Problem statement: Reproduce the listing that follows with no differences at all.

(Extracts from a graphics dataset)
________

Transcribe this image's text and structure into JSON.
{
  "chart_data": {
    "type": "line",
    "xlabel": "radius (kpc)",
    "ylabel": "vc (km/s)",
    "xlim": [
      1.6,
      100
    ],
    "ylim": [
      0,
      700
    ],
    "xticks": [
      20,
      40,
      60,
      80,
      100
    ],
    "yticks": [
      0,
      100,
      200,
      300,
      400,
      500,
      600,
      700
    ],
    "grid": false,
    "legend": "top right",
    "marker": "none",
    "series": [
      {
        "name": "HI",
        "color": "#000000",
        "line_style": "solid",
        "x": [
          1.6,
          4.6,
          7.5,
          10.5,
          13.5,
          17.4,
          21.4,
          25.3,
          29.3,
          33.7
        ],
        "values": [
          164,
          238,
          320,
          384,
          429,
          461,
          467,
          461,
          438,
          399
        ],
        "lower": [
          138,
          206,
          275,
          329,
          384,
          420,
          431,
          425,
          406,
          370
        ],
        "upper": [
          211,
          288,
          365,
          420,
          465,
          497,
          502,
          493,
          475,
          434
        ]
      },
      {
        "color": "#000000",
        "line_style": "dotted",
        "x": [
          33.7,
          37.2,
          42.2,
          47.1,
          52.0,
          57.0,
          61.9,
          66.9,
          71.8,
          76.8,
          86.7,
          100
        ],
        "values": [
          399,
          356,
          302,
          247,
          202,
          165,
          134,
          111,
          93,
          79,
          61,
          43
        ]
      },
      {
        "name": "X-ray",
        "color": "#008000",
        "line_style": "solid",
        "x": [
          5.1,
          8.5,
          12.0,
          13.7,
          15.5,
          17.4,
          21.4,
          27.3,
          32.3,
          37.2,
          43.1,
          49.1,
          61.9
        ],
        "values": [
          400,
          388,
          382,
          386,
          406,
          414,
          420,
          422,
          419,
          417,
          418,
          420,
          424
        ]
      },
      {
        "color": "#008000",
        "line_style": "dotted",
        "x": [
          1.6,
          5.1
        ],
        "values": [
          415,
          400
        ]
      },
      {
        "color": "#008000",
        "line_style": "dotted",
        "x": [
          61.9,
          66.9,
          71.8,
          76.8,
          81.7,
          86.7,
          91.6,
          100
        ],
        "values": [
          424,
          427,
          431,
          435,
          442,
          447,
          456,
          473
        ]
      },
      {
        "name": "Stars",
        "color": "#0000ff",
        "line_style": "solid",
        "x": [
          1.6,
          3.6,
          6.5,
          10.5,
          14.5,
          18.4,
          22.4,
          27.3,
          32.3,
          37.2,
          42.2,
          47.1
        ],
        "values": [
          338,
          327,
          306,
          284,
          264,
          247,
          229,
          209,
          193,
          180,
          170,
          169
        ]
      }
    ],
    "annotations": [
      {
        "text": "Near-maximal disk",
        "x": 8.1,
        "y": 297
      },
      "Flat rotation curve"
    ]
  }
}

________

Final result:
Transcribe this image's text and structure into JSON.
{
  "chart_data": {
    "type": "line",
    "xlabel": "radius (kpc)",
    "ylabel": "vc (km/s)",
    "xlim": [
      1.6,
      100
    ],
    "ylim": [
      0,
      700
    ],
    "xticks": [
      20,
      40,
      60,
      80,
      100
    ],
    "yticks": [
      0,
      100,
      200,
      300,
      400,
      500,
      600,
      700
    ],
    "grid": false,
    "legend": "top right",
    "marker": "none",
    "series": [
      {
        "name": "HI",
        "color": "#000000",
        "line_style": "solid",
        "x": [
          1.6,
          4.6,
          7.5,
          10.5,
          13.5,
          17.4,
          21.4,
          25.3,
          29.3,
          33.7
        ],
        "values": [
          164,
          238,
          320,
          384,
          429,
          461,
          467,
          461,
          438,
          399
        ],
        "lower": [
          138,
          206,
          275,
          329,
          384,
          420,
          431,
          425,
          406,
          370
        ],
        "upper": [
          211,
          288,
          365,
          420,
          465,
          497,
          502,
          493,
          475,
          434
        ]
      },
      {
        "color": "#000000",
        "line_style": "dotted",
        "x": [
          33.7,
          37.2,
          42.2,
          47.1,
          52.0,
          57.0,
          61.9,
          66.9,
          71.8,
          76.8,
          86.7,
          100
        ],
        "values": [
          399,
          356,
          302,
          247,
          202,
          165,
          134,
          111,
          93,
          79,
          61,
          43
        ]
      },
      {
        "name": "X-ray",
        "color": "#008000",
        "line_style": "solid",
        "x": [
          5.1,
          8.5,
          12.0,
          13.7,
          15.5,
          17.4,
          21.4,
          27.3,
          32.3,
          37.2,
          43.1,
          49.1,
          61.9
        ],
        "values": [
          400,
          388,
          382,
          386,
          406,
          414,
          420,
          422,
          419,
          417,
          418,
          420,
          424
        ]
      },
      {
        "color": "#008000",
        "line_style": "dotted",
        "x": [
          1.6,
          5.1
        ],
        "values": [
          415,
          400
        ]
      },
      {
        "color": "#008000",
        "line_style": "dotted",
        "x": [
          61.9,
          66.9,
          71.8,
          76.8,
          81.7,
          86.7,
          91.6,
          100
        ],
        "values": [
          424,
          427,
          431,
          435,
          442,
          447,
          456,
          473
        ]
      },
      {
        "name": "Stars",
        "color": "#0000ff",
        "line_style": "solid",
        "x": [
          1.6,
          3.6,
          6.5,
          10.5,
          14.5,
          18.4,
          22.4,
          27.3,
          32.3,
          37.2,
          42.2,
          47.1
        ],
        "values": [
          338,
          327,
          306,
          284,
          264,
          247,
          229,
          209,
          193,
          180,
          170,
          169
        ]
      }
    ],
    "annotations": [
      {
        "text": "Near-maximal disk",
        "x": 8.1,
        "y": 297
      },
      "Flat rotation curve"
    ]
  }
}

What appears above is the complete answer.